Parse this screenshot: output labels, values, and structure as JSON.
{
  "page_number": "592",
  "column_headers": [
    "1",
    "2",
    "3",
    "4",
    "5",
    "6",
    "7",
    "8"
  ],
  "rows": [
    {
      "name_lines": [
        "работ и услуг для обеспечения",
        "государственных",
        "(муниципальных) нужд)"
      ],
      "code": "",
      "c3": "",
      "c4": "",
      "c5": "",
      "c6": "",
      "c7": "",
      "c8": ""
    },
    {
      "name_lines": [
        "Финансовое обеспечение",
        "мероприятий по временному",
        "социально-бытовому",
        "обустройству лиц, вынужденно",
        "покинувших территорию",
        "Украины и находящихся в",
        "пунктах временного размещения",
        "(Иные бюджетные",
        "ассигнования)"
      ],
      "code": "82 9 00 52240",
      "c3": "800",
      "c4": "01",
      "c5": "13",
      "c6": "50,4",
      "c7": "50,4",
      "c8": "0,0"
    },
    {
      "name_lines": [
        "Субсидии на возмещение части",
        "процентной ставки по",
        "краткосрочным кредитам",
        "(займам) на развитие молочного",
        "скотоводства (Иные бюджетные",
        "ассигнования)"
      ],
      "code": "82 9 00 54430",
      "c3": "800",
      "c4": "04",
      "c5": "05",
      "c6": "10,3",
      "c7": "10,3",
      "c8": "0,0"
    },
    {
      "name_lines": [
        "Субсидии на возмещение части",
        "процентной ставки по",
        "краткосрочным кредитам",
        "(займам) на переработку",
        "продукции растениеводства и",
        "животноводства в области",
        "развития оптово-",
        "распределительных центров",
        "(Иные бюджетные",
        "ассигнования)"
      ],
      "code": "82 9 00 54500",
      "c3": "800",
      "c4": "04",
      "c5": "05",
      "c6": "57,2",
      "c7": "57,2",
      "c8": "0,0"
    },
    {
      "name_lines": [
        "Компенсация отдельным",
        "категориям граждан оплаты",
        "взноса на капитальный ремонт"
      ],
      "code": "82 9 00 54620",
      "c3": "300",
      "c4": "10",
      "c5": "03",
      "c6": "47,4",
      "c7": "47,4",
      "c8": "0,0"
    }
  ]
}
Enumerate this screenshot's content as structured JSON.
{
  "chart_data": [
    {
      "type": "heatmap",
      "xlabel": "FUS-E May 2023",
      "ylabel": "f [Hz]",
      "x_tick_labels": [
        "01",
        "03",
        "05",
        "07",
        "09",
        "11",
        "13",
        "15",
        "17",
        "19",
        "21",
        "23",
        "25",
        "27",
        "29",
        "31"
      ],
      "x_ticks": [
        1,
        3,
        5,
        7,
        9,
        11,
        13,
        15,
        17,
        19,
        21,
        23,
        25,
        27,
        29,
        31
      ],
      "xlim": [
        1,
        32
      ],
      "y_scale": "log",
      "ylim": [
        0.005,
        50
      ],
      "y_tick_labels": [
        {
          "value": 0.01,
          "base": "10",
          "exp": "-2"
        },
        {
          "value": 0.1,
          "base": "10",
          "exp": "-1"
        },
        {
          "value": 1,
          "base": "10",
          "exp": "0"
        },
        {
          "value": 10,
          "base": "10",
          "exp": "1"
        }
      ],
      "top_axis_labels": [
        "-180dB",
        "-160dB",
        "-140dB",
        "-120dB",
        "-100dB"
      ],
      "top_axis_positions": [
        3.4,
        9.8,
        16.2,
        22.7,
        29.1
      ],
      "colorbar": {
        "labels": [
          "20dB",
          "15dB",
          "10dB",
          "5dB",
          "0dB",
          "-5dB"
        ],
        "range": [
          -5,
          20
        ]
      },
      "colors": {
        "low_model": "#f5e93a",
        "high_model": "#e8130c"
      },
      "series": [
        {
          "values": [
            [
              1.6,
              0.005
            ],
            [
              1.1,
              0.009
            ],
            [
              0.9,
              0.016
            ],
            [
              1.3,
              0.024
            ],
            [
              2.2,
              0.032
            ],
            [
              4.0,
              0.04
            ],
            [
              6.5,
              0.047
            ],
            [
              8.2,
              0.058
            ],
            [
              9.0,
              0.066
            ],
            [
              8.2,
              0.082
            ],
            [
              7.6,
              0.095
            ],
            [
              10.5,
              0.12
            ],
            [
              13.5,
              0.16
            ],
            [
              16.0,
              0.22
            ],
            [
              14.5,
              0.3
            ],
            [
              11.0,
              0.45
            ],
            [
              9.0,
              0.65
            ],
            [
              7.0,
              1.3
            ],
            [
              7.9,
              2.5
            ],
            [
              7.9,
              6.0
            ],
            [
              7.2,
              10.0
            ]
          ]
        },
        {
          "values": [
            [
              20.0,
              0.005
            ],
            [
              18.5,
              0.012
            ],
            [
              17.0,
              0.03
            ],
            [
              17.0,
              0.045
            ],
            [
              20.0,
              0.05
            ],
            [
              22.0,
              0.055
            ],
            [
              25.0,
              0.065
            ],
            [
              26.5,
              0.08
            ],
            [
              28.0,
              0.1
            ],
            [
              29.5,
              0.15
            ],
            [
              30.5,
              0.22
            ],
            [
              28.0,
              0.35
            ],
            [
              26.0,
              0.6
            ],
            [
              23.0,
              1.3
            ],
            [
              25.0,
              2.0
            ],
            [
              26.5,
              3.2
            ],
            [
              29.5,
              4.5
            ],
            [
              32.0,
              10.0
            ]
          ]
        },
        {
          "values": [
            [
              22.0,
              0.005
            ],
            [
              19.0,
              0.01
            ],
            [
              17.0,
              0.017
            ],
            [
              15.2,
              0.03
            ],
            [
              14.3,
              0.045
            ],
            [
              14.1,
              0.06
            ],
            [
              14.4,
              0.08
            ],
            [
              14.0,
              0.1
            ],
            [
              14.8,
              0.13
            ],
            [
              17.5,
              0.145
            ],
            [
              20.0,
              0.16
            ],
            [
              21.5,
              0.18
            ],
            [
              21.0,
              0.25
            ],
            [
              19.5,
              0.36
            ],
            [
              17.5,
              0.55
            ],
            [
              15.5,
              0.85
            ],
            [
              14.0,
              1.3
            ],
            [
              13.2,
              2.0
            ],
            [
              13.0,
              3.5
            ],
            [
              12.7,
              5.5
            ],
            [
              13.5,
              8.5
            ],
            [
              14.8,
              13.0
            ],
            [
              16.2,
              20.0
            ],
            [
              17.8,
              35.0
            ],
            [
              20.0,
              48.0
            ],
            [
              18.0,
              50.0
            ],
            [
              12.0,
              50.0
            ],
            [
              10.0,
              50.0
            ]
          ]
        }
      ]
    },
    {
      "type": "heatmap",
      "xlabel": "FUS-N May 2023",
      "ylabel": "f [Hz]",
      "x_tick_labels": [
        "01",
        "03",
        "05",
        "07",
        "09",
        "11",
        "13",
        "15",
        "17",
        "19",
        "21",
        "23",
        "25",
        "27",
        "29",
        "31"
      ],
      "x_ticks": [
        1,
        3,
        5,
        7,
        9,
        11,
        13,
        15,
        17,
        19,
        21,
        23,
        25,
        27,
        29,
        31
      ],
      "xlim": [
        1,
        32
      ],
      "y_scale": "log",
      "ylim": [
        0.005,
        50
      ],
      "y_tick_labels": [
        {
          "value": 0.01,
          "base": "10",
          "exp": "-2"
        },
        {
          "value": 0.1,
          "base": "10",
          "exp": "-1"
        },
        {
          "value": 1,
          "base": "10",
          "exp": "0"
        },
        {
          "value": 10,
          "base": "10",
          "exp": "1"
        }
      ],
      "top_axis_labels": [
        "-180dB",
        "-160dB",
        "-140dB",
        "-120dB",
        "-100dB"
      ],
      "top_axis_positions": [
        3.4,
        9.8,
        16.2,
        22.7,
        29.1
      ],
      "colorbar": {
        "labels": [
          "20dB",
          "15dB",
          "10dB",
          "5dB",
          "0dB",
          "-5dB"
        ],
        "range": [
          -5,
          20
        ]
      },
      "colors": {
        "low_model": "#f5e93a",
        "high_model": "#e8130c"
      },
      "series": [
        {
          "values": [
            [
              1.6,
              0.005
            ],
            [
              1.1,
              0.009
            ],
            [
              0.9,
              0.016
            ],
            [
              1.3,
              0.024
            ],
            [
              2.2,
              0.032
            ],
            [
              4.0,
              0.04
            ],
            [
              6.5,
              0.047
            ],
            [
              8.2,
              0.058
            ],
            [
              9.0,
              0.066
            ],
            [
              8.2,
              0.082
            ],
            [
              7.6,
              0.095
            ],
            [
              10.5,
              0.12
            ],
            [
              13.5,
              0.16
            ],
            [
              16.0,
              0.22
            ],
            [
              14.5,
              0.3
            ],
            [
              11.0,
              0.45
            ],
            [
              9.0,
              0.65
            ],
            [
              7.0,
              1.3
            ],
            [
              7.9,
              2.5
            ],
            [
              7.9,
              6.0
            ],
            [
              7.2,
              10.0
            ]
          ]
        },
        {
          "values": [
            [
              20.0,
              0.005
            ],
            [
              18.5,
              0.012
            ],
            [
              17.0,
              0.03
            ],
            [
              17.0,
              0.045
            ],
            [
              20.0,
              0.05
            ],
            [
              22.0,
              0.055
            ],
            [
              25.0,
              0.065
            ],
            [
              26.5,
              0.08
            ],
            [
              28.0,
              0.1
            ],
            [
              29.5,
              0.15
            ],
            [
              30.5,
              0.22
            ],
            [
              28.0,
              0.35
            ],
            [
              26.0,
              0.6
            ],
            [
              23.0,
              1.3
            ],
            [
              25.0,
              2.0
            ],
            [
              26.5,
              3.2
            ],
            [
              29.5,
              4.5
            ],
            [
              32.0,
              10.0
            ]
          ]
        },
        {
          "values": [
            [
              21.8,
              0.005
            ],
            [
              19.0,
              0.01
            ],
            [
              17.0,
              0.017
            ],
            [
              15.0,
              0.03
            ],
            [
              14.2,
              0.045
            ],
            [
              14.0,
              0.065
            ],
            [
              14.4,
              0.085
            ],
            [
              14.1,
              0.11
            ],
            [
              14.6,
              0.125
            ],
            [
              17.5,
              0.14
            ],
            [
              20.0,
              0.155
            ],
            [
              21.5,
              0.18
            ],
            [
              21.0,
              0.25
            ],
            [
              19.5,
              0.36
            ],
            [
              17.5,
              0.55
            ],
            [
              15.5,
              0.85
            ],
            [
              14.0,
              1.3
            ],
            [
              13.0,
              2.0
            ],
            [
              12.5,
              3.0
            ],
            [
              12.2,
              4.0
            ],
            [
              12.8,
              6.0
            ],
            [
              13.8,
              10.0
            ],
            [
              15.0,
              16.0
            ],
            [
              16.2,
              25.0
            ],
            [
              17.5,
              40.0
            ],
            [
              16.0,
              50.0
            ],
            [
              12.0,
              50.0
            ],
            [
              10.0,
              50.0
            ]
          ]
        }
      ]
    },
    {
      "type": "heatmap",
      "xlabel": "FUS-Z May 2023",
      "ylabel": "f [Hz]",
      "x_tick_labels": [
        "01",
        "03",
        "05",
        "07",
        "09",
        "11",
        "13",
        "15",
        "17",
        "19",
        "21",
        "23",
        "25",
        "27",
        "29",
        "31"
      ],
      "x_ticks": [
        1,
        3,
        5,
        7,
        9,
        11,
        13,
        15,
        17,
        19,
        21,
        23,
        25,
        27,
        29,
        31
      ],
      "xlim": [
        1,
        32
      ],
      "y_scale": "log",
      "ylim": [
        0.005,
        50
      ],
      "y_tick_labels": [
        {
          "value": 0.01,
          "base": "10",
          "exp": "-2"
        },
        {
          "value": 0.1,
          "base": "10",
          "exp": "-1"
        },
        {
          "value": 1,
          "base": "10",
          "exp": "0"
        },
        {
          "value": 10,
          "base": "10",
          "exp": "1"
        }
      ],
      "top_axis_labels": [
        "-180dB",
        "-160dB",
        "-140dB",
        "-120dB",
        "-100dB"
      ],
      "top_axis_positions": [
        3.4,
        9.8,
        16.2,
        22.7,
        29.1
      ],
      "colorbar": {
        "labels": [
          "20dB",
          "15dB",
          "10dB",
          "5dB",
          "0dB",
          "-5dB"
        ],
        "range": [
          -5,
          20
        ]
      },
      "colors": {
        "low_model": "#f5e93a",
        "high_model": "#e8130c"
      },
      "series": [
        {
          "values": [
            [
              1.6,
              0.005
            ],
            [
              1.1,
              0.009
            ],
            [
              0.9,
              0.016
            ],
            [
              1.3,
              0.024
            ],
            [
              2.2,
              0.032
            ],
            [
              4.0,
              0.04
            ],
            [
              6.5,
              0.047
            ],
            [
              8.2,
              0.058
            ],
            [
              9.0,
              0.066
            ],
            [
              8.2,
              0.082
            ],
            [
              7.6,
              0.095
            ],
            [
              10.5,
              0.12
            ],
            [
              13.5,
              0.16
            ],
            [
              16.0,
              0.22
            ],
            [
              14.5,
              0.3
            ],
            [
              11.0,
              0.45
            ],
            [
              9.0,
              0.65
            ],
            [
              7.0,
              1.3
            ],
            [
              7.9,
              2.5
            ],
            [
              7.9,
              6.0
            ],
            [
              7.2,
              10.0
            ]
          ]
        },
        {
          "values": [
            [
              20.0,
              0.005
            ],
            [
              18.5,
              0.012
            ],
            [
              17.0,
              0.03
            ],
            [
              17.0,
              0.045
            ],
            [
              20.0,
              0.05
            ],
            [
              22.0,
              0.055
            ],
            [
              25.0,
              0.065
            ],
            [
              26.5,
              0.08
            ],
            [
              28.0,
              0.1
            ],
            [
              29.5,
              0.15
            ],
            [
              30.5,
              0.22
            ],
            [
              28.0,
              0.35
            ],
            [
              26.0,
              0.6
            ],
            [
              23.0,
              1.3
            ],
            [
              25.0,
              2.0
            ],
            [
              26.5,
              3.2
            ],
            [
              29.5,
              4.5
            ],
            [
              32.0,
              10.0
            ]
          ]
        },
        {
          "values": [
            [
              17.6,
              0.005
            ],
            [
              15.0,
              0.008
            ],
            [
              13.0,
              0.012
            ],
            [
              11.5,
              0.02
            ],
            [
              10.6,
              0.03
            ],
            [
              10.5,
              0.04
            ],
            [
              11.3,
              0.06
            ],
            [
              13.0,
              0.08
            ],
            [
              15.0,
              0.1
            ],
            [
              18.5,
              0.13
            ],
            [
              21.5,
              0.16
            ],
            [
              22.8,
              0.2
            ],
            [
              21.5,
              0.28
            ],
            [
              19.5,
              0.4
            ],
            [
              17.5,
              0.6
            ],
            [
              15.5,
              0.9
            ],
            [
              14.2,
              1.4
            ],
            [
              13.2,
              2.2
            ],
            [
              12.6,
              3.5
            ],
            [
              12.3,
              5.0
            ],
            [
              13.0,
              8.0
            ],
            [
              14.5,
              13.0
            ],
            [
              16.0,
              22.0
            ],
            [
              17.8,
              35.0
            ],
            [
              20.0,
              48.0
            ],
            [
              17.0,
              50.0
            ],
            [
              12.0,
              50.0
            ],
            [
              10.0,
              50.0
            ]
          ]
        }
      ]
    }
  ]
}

-- -- --

YOUR INSTRUCTIONS -> Work out how many lines of the data above hold the word "JSON", and write only the count.

CORRECT ANSWER -> 2